What the exercise asks — Retype the whole listing verbatim and keep the pictures out of it.

Data to use —

--- START ---

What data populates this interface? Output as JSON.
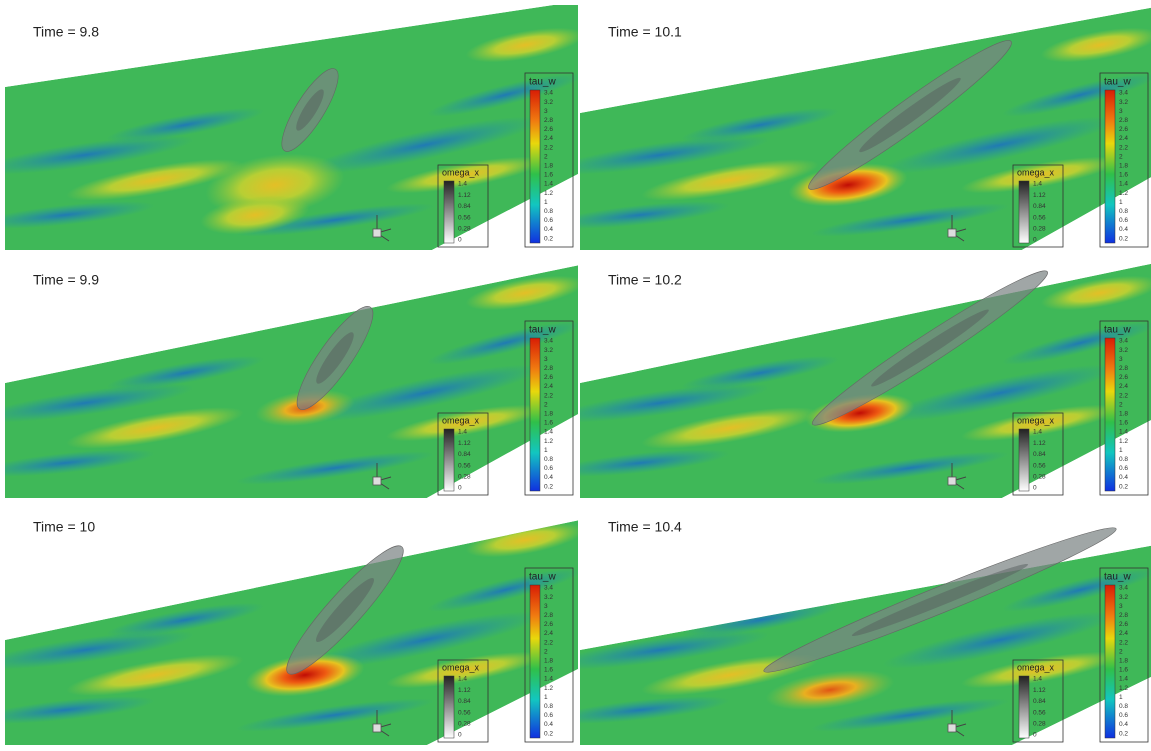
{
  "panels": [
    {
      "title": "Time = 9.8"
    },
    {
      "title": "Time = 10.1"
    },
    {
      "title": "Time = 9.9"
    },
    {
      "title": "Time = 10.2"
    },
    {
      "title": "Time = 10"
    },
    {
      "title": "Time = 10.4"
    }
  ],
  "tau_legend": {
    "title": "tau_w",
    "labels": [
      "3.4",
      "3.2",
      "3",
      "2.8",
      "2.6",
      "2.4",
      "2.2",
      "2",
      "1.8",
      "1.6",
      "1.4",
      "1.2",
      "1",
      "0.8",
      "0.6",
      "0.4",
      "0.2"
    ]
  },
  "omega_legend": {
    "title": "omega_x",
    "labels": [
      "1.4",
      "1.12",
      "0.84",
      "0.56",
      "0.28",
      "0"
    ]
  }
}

--- END ---

Output below —
What data populates this interface? Output as JSON.
{
  "panels": [
    {
      "title": "Time = 9.8"
    },
    {
      "title": "Time = 10.1"
    },
    {
      "title": "Time = 9.9"
    },
    {
      "title": "Time = 10.2"
    },
    {
      "title": "Time = 10"
    },
    {
      "title": "Time = 10.4"
    }
  ],
  "tau_legend": {
    "title": "tau_w",
    "labels": [
      "3.4",
      "3.2",
      "3",
      "2.8",
      "2.6",
      "2.4",
      "2.2",
      "2",
      "1.8",
      "1.6",
      "1.4",
      "1.2",
      "1",
      "0.8",
      "0.6",
      "0.4",
      "0.2"
    ]
  },
  "omega_legend": {
    "title": "omega_x",
    "labels": [
      "1.4",
      "1.12",
      "0.84",
      "0.56",
      "0.28",
      "0"
    ]
  }
}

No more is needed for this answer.